-- Objective --
Each line containing the word "this" must be collected.

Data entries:
____

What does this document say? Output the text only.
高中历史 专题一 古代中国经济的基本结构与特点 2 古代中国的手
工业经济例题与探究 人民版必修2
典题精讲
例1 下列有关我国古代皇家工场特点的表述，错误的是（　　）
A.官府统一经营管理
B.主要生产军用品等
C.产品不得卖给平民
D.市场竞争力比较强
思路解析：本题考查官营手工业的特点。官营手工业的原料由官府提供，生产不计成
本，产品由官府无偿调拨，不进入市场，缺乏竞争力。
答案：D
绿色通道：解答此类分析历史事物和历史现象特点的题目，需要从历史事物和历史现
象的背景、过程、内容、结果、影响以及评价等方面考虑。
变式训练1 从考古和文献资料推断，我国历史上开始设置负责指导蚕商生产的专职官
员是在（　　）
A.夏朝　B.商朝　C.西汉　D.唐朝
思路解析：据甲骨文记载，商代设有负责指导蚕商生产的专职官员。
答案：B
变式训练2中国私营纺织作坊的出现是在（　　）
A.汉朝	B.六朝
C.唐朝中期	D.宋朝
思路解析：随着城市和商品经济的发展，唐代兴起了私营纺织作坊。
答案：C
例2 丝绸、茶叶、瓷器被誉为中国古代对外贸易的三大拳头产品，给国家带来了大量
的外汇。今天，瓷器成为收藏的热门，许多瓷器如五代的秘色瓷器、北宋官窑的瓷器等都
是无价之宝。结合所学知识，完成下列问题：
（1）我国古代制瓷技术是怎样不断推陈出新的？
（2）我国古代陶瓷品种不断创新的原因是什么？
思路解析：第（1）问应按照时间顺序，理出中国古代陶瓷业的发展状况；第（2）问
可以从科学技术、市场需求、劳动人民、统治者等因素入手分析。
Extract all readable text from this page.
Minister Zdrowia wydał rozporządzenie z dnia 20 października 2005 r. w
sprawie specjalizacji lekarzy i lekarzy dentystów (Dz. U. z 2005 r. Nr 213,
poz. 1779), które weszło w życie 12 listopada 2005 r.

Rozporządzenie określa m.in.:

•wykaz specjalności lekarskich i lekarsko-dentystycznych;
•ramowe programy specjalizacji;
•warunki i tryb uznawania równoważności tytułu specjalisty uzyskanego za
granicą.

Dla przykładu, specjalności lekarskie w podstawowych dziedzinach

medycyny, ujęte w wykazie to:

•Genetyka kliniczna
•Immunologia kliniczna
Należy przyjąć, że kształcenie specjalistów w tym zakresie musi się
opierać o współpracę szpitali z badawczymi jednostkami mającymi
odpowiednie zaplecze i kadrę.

____

-- The completed task --
What does this document say? Output the text only.
Extract all readable text from this page.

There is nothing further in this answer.